>> BEGIN ROWS
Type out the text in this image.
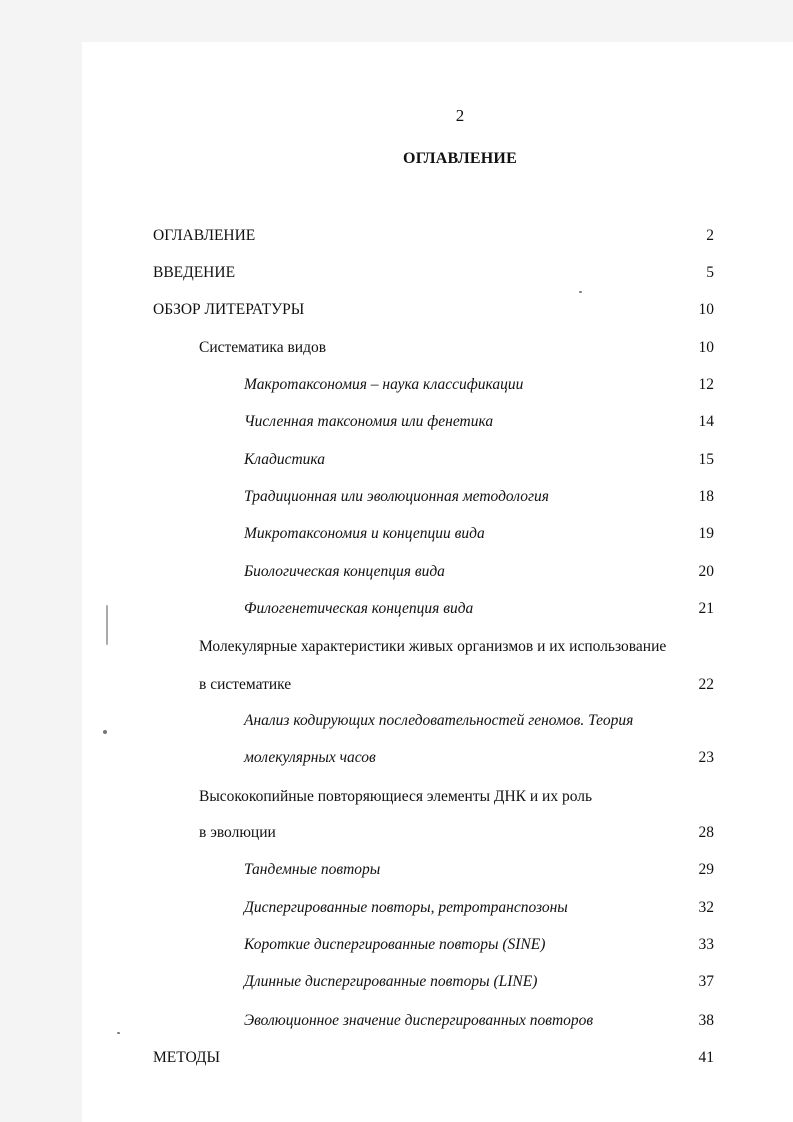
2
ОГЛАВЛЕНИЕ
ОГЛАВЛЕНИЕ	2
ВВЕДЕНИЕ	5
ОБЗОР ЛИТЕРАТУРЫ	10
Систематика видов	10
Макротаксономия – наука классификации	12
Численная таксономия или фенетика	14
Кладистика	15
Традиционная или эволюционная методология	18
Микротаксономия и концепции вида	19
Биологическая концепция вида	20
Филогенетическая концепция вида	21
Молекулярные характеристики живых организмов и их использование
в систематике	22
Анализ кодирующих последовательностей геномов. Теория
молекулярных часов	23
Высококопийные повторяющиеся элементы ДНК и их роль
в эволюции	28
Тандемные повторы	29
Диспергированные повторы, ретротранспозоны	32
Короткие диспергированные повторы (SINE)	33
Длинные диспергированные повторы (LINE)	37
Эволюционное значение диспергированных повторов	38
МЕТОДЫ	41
>> END ROWS
>> BEGIN ROWS
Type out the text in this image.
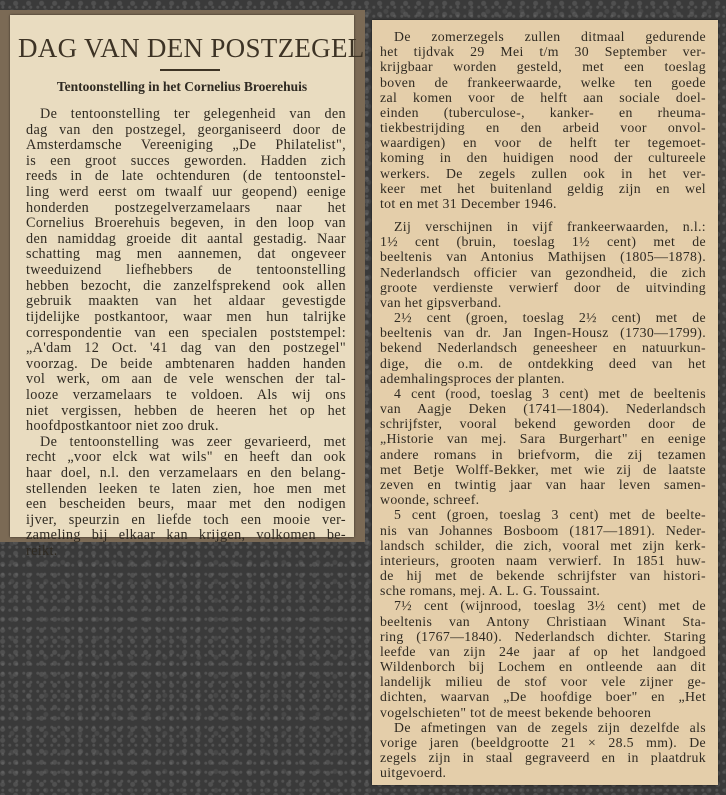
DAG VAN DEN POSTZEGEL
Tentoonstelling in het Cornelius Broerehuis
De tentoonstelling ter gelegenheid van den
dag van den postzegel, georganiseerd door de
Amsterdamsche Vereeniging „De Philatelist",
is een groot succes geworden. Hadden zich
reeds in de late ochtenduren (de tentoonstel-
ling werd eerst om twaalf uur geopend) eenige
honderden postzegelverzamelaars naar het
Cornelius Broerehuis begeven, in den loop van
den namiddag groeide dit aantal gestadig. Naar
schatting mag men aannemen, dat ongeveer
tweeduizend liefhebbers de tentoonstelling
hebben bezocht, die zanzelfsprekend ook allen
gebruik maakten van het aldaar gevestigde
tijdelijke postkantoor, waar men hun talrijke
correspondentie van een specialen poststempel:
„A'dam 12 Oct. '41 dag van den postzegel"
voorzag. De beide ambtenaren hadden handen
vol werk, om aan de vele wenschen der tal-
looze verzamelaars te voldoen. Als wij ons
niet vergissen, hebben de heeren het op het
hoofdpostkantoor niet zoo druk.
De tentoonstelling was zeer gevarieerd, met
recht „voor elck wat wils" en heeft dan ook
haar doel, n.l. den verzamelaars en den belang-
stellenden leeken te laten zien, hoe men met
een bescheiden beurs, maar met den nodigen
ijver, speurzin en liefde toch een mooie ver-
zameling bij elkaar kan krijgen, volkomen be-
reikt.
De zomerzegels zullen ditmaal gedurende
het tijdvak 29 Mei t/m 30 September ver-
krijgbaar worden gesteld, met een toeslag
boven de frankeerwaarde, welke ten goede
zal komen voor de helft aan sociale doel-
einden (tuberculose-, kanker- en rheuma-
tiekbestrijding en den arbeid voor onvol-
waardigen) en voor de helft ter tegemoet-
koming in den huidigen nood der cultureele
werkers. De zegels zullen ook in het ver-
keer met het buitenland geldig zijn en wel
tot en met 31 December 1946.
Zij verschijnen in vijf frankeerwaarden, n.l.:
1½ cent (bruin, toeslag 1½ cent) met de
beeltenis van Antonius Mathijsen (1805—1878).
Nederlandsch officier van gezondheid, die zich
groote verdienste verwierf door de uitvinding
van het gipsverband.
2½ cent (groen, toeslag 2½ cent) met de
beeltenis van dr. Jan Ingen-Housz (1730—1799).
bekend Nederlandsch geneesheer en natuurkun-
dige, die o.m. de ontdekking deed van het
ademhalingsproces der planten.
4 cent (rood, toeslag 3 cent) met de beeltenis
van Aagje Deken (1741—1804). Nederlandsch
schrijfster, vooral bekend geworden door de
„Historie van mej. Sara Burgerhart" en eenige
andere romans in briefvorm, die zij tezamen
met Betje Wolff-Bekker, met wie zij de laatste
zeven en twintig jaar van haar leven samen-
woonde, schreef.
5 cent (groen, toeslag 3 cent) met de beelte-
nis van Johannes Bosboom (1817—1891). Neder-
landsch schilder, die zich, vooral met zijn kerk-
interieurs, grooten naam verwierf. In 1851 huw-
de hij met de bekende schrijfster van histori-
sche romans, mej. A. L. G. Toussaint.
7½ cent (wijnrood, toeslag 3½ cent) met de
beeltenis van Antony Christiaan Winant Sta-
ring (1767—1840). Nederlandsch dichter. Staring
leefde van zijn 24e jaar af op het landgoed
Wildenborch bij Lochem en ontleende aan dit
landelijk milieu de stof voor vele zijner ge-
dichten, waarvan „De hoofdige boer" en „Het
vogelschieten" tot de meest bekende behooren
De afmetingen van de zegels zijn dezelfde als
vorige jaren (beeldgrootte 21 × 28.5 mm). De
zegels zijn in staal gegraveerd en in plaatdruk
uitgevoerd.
>> END ROWS
» **REQUIREMENTS**
Pull every line containing the word "hebben" out of the material and copy it.

» **RESULT OF THIS EXERCISE**
hebben bezocht, die zanzelfsprekend ook allen
niet vergissen, hebben de heeren het op het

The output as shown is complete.